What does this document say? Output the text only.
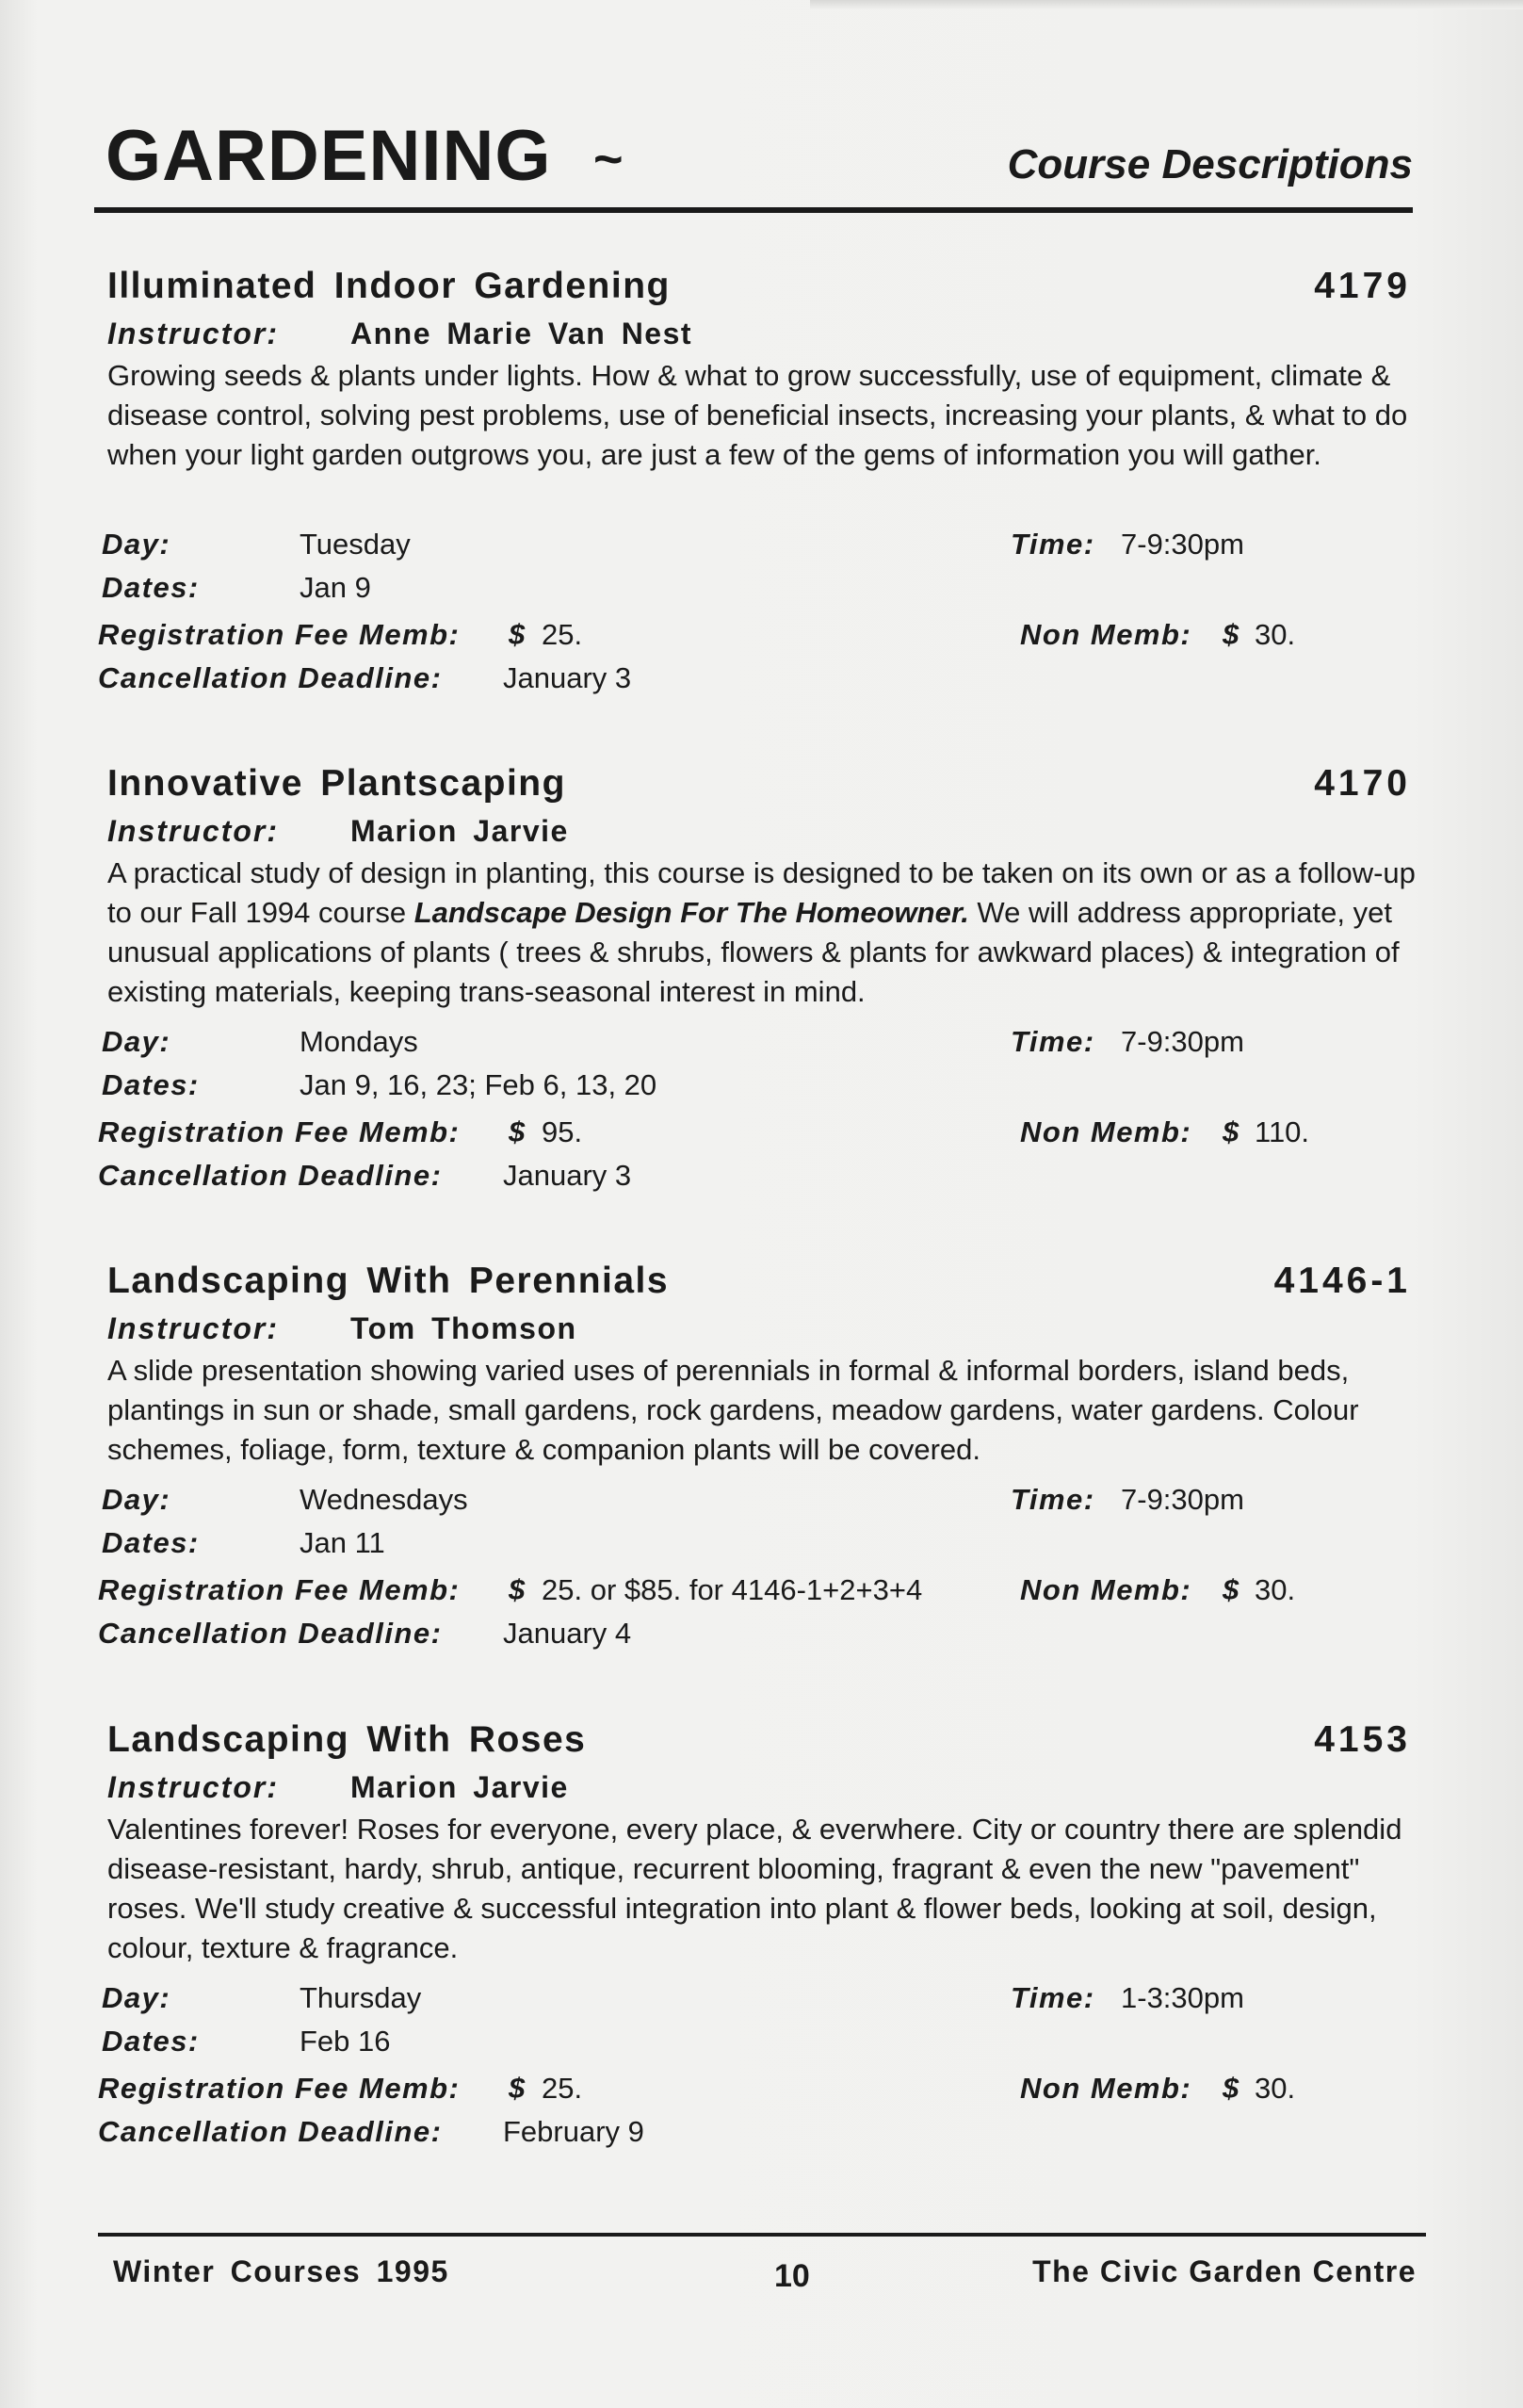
GARDENING ~	Course Descriptions
Illuminated Indoor Gardening	4179
Instructor: Anne Marie Van Nest

Growing seeds & plants under lights. How & what to grow successfully, use of equipment, climate & disease control, solving pest problems, use of beneficial insects, increasing your plants, & what to do when your light garden outgrows you, are just a few of the gems of information you will gather.

Day:	Tuesday	Time: 7-9:30pm
Dates:	Jan 9
Registration Fee Memb: $ 25.	Non Memb: $ 30.
Cancellation Deadline: January 3
Innovative Plantscaping	4170
Instructor: Marion Jarvie

A practical study of design in planting, this course is designed to be taken on its own or as a follow-up to our Fall 1994 course Landscape Design For The Homeowner. We will address appropriate, yet unusual applications of plants ( trees & shrubs, flowers & plants for awkward places) & integration of existing materials, keeping trans-seasonal interest in mind.

Day:	Mondays	Time: 7-9:30pm
Dates:	Jan 9, 16, 23; Feb 6, 13, 20
Registration Fee Memb: $ 95.	Non Memb: $ 110.
Cancellation Deadline: January 3
Landscaping With Perennials	4146-1
Instructor: Tom Thomson

A slide presentation showing varied uses of perennials in formal & informal borders, island beds, plantings in sun or shade, small gardens, rock gardens, meadow gardens, water gardens. Colour schemes, foliage, form, texture & companion plants will be covered.

Day:	Wednesdays	Time: 7-9:30pm
Dates:	Jan 11
Registration Fee Memb: $ 25. or $85. for 4146-1+2+3+4	Non Memb: $ 30.
Cancellation Deadline: January 4
Landscaping With Roses	4153
Instructor: Marion Jarvie

Valentines forever! Roses for everyone, every place, & everwhere. City or country there are splendid disease-resistant, hardy, shrub, antique, recurrent blooming, fragrant & even the new "pavement" roses. We'll study creative & successful integration into plant & flower beds, looking at soil, design, colour, texture & fragrance.

Day:	Thursday	Time: 1-3:30pm
Dates:	Feb 16
Registration Fee Memb: $ 25.	Non Memb: $ 30.
Cancellation Deadline: February 9
Winter Courses 1995	10	The Civic Garden Centre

§ §

• [SET EXERCISE]: Write the listing above out again exactly, dropping each image.

• [TASK RESPONSE]:
What does this document say? Output the text only.
GARDENING ~	Course Descriptions
Illuminated Indoor Gardening	4179
Instructor: Anne Marie Van Nest

Growing seeds & plants under lights. How & what to grow successfully, use of equipment, climate & disease control, solving pest problems, use of beneficial insects, increasing your plants, & what to do when your light garden outgrows you, are just a few of the gems of information you will gather.

Day:	Tuesday	Time: 7-9:30pm
Dates:	Jan 9
Registration Fee Memb: $ 25.	Non Memb: $ 30.
Cancellation Deadline: January 3
Innovative Plantscaping	4170
Instructor: Marion Jarvie

A practical study of design in planting, this course is designed to be taken on its own or as a follow-up to our Fall 1994 course Landscape Design For The Homeowner. We will address appropriate, yet unusual applications of plants ( trees & shrubs, flowers & plants for awkward places) & integration of existing materials, keeping trans-seasonal interest in mind.

Day:	Mondays	Time: 7-9:30pm
Dates:	Jan 9, 16, 23; Feb 6, 13, 20
Registration Fee Memb: $ 95.	Non Memb: $ 110.
Cancellation Deadline: January 3
Landscaping With Perennials	4146-1
Instructor: Tom Thomson

A slide presentation showing varied uses of perennials in formal & informal borders, island beds, plantings in sun or shade, small gardens, rock gardens, meadow gardens, water gardens. Colour schemes, foliage, form, texture & companion plants will be covered.

Day:	Wednesdays	Time: 7-9:30pm
Dates:	Jan 11
Registration Fee Memb: $ 25. or $85. for 4146-1+2+3+4	Non Memb: $ 30.
Cancellation Deadline: January 4
Landscaping With Roses	4153
Instructor: Marion Jarvie

Valentines forever! Roses for everyone, every place, & everwhere. City or country there are splendid disease-resistant, hardy, shrub, antique, recurrent blooming, fragrant & even the new "pavement" roses. We'll study creative & successful integration into plant & flower beds, looking at soil, design, colour, texture & fragrance.

Day:	Thursday	Time: 1-3:30pm
Dates:	Feb 16
Registration Fee Memb: $ 25.	Non Memb: $ 30.
Cancellation Deadline: February 9
Winter Courses 1995	10	The Civic Garden Centre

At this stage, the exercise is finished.